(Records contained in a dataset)
• • • •

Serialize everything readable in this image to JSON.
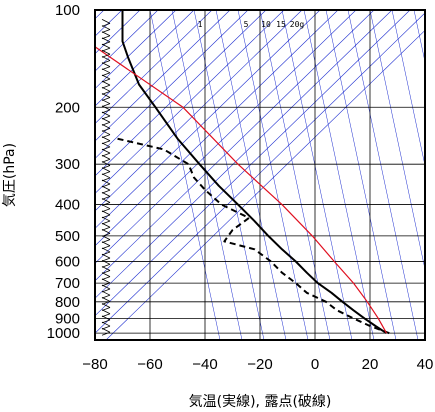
{
  "chart_data": {
    "type": "line",
    "title": "",
    "xlabel": "気温(実線), 露点(破線)",
    "ylabel": "気圧(hPa)",
    "xlim": [
      -80,
      40
    ],
    "ylim": [
      1050,
      100
    ],
    "y_scale": "log",
    "grid": true,
    "xticks": [
      "−80",
      "−60",
      "−40",
      "−20",
      "0",
      "20",
      "40"
    ],
    "yticks": [
      "100",
      "200",
      "300",
      "400",
      "500",
      "600",
      "700",
      "800",
      "900",
      "1000"
    ],
    "mixing_ratio_labels": [
      "1",
      "5",
      "10",
      "15",
      "20g"
    ],
    "colors": {
      "temperature": "#000000",
      "dewpoint": "#000000",
      "parcel": "#e01020",
      "isotherm": "#1f2fd0",
      "grid": "#000000",
      "wind_barb": "#000000"
    },
    "series": [
      {
        "role": "temperature",
        "points": [
          [
            26,
            1000
          ],
          [
            22,
            950
          ],
          [
            18,
            900
          ],
          [
            14,
            850
          ],
          [
            10,
            800
          ],
          [
            6,
            750
          ],
          [
            1,
            700
          ],
          [
            -3,
            650
          ],
          [
            -7,
            600
          ],
          [
            -12,
            550
          ],
          [
            -17,
            500
          ],
          [
            -22,
            450
          ],
          [
            -28,
            400
          ],
          [
            -35,
            350
          ],
          [
            -42,
            300
          ],
          [
            -50,
            250
          ],
          [
            -58,
            200
          ],
          [
            -64,
            170
          ],
          [
            -68,
            140
          ],
          [
            -70,
            125
          ],
          [
            -70,
            100
          ]
        ]
      },
      {
        "role": "dewpoint",
        "points": [
          [
            27,
            1000
          ],
          [
            20,
            950
          ],
          [
            14,
            900
          ],
          [
            8,
            850
          ],
          [
            4,
            800
          ],
          [
            -3,
            750
          ],
          [
            -7,
            700
          ],
          [
            -12,
            650
          ],
          [
            -16,
            600
          ],
          [
            -22,
            550
          ],
          [
            -33,
            520
          ],
          [
            -30,
            480
          ],
          [
            -24,
            440
          ],
          [
            -34,
            400
          ],
          [
            -40,
            360
          ],
          [
            -44,
            330
          ],
          [
            -46,
            300
          ],
          [
            -55,
            270
          ],
          [
            -72,
            250
          ]
        ]
      },
      {
        "role": "parcel",
        "points": [
          [
            26,
            1000
          ],
          [
            23,
            900
          ],
          [
            19,
            800
          ],
          [
            14,
            700
          ],
          [
            7,
            600
          ],
          [
            -1,
            500
          ],
          [
            -12,
            400
          ],
          [
            -28,
            300
          ],
          [
            -48,
            200
          ],
          [
            -80,
            130
          ]
        ]
      }
    ]
  }
}
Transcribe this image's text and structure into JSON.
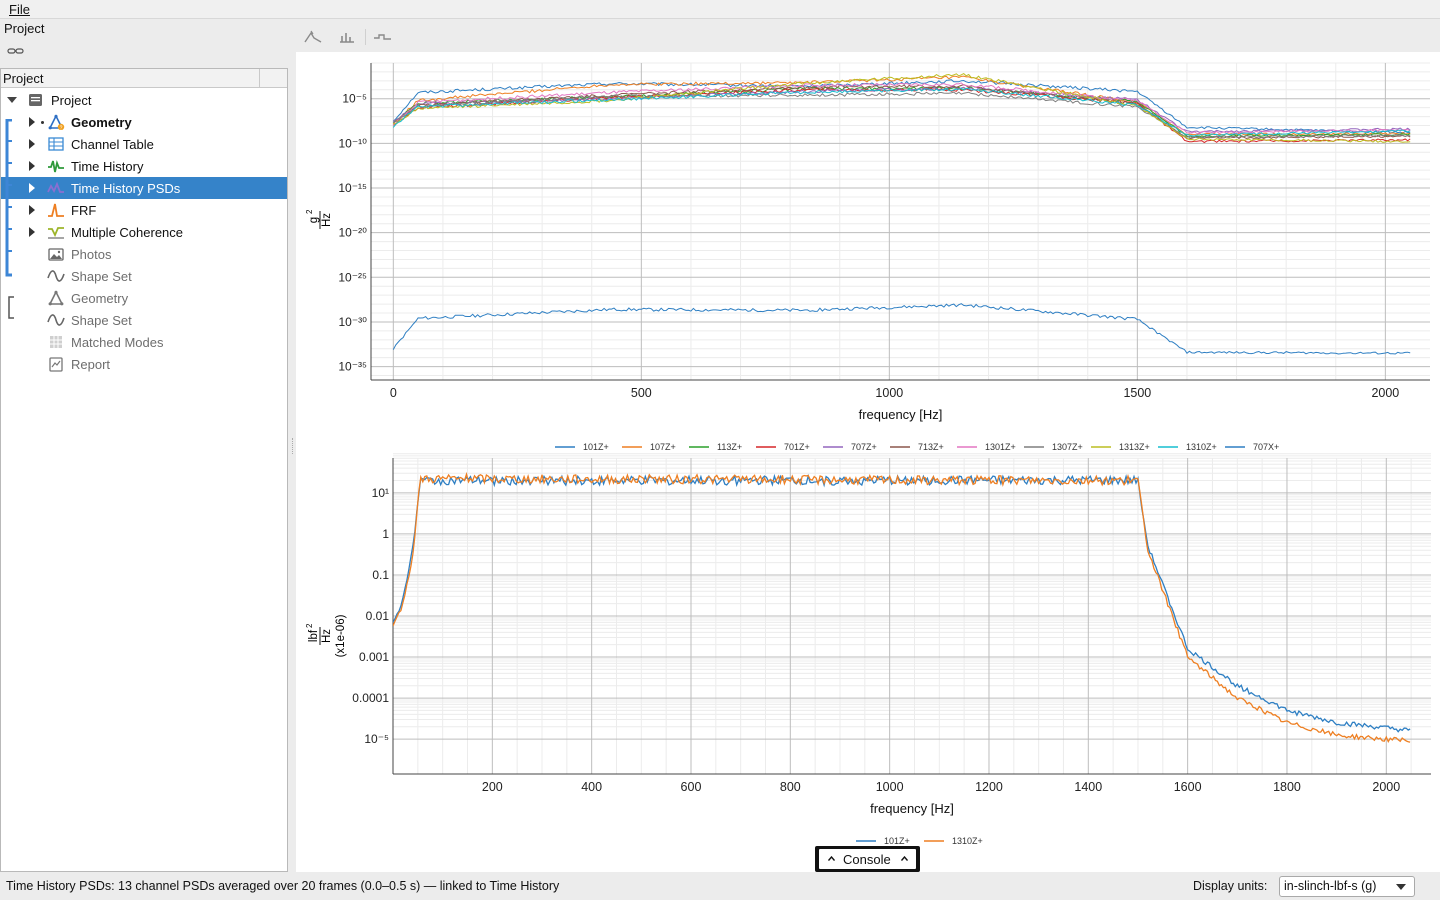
{
  "menu": {
    "file": "File"
  },
  "project_header": "Project",
  "tree": {
    "column_header": "Project",
    "items": [
      {
        "label": "Project",
        "icon": "project-icon",
        "bold": false
      },
      {
        "label": "Geometry",
        "icon": "geometry-icon",
        "bold": true
      },
      {
        "label": "Channel Table",
        "icon": "table-icon",
        "bold": false
      },
      {
        "label": "Time History",
        "icon": "time-history-icon",
        "bold": false
      },
      {
        "label": "Time History PSDs",
        "icon": "psd-icon",
        "bold": false,
        "selected": true
      },
      {
        "label": "FRF",
        "icon": "frf-icon",
        "bold": false
      },
      {
        "label": "Multiple Coherence",
        "icon": "coherence-icon",
        "bold": false
      },
      {
        "label": "Photos",
        "icon": "photos-icon",
        "bold": false,
        "dim": true
      },
      {
        "label": "Shape Set",
        "icon": "shape-set-icon",
        "bold": false,
        "dim": true
      },
      {
        "label": "Geometry",
        "icon": "geometry-icon",
        "bold": false,
        "dim": true
      },
      {
        "label": "Shape Set",
        "icon": "shape-set-icon",
        "bold": false,
        "dim": true
      },
      {
        "label": "Matched Modes",
        "icon": "matched-modes-icon",
        "bold": false,
        "dim": true
      },
      {
        "label": "Report",
        "icon": "report-icon",
        "bold": false,
        "dim": true
      }
    ]
  },
  "status": {
    "text": "Time History PSDs: 13 channel PSDs averaged over 20 frames (0.0–0.5 s) — linked to Time History",
    "units_label": "Display units:",
    "units_value": "in-slinch-lbf-s (g)"
  },
  "console": {
    "label": "Console"
  },
  "colors": {
    "selection": "#3583c9",
    "accent_bracket": "#3d86d6",
    "series": [
      "#2e7fc3",
      "#ee7f22",
      "#2ca02c",
      "#d62728",
      "#9467bd",
      "#8c564b",
      "#e377c2",
      "#7f7f7f",
      "#bcbd22",
      "#17becf"
    ]
  },
  "chart_data": [
    {
      "type": "line",
      "title": "",
      "xlabel": "frequency [Hz]",
      "ylabel": "g²/Hz",
      "ylabel_num": "g",
      "ylabel_den": "Hz",
      "yscale": "log",
      "xlim": [
        -45,
        2090
      ],
      "ylim_exponent": [
        -36.5,
        -1
      ],
      "x_ticks": [
        "0",
        "500",
        "1000",
        "1500",
        "2000"
      ],
      "y_ticks": [
        "10⁻⁵",
        "10⁻¹⁰",
        "10⁻¹⁵",
        "10⁻²⁰",
        "10⁻²⁵",
        "10⁻³⁰",
        "10⁻³⁵"
      ],
      "legend_position": "bottom",
      "legend": [
        "101Z+",
        "107Z+",
        "113Z+",
        "701Z+",
        "707Z+",
        "713Z+",
        "1301Z+",
        "1307Z+",
        "1313Z+",
        "1310Z+",
        "707X+"
      ],
      "series_breakpoints_hz": [
        0,
        50,
        440,
        820,
        1150,
        1500,
        1600,
        2050
      ],
      "series": [
        {
          "name": "101Z+",
          "log10_y": [
            -7.5,
            -4.3,
            -3.3,
            -3.6,
            -3.0,
            -4.2,
            -8.2,
            -8.8
          ]
        },
        {
          "name": "107Z+",
          "log10_y": [
            -7.8,
            -5.2,
            -3.4,
            -3.2,
            -2.6,
            -5.4,
            -9.0,
            -8.9
          ]
        },
        {
          "name": "113Z+",
          "log10_y": [
            -7.7,
            -5.5,
            -4.8,
            -3.9,
            -3.8,
            -5.3,
            -9.2,
            -9.0
          ]
        },
        {
          "name": "701Z+",
          "log10_y": [
            -8.0,
            -6.0,
            -4.9,
            -4.0,
            -4.0,
            -5.5,
            -9.8,
            -9.6
          ]
        },
        {
          "name": "707Z+",
          "log10_y": [
            -7.6,
            -5.6,
            -5.0,
            -4.2,
            -3.8,
            -5.1,
            -8.7,
            -8.4
          ]
        },
        {
          "name": "713Z+",
          "log10_y": [
            -7.9,
            -5.7,
            -4.6,
            -3.7,
            -3.6,
            -5.6,
            -9.4,
            -9.2
          ]
        },
        {
          "name": "1301Z+",
          "log10_y": [
            -8.0,
            -5.4,
            -4.3,
            -3.5,
            -3.4,
            -5.2,
            -8.8,
            -8.5
          ]
        },
        {
          "name": "1307Z+",
          "log10_y": [
            -7.8,
            -5.8,
            -4.7,
            -4.6,
            -4.4,
            -5.9,
            -9.3,
            -9.1
          ]
        },
        {
          "name": "1313Z+",
          "log10_y": [
            -7.9,
            -6.1,
            -5.2,
            -3.3,
            -2.3,
            -5.8,
            -9.5,
            -9.8
          ]
        },
        {
          "name": "1310Z+",
          "log10_y": [
            -8.1,
            -5.9,
            -5.1,
            -4.3,
            -3.9,
            -5.7,
            -9.1,
            -8.6
          ]
        },
        {
          "name": "707X+",
          "log10_y": [
            -33.0,
            -29.6,
            -28.6,
            -28.7,
            -28.1,
            -29.7,
            -33.4,
            -33.5
          ]
        }
      ]
    },
    {
      "type": "line",
      "title": "",
      "xlabel": "frequency [Hz]",
      "ylabel": "lbf²/Hz (x1e-06)",
      "ylabel_num": "lbf",
      "ylabel_den": "Hz",
      "ylabel_scale": "(x1e-06)",
      "yscale": "log",
      "xlim": [
        0,
        2090
      ],
      "ylim_exponent": [
        -5.85,
        1.85
      ],
      "x_ticks": [
        "200",
        "400",
        "600",
        "800",
        "1000",
        "1200",
        "1400",
        "1600",
        "1800",
        "2000"
      ],
      "y_ticks": [
        "10¹",
        "1",
        "0.1",
        "0.01",
        "0.001",
        "0.0001",
        "10⁻⁵"
      ],
      "legend_position": "bottom",
      "legend": [
        "101Z+",
        "1310Z+"
      ],
      "series_breakpoints_hz": [
        0,
        20,
        40,
        55,
        1500,
        1520,
        1600,
        1700,
        1800,
        1900,
        2050
      ],
      "series": [
        {
          "name": "101Z+",
          "log10_y": [
            -2.2,
            -1.6,
            -0.3,
            1.3,
            1.3,
            -0.3,
            -2.8,
            -3.7,
            -4.3,
            -4.6,
            -4.8
          ]
        },
        {
          "name": "1310Z+",
          "log10_y": [
            -2.3,
            -1.7,
            -0.5,
            1.35,
            1.3,
            -0.4,
            -3.0,
            -4.0,
            -4.6,
            -4.9,
            -5.05
          ]
        }
      ]
    }
  ]
}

• • • •

Written request:
Gather each line of the listing containing the word "text" and show it.

Written solution:
Transcribe this image's text and structure into JSON.
    "text": "Time History PSDs: 13 channel PSDs averaged over 20 frames (0.0–0.5 s) — linked to Time History",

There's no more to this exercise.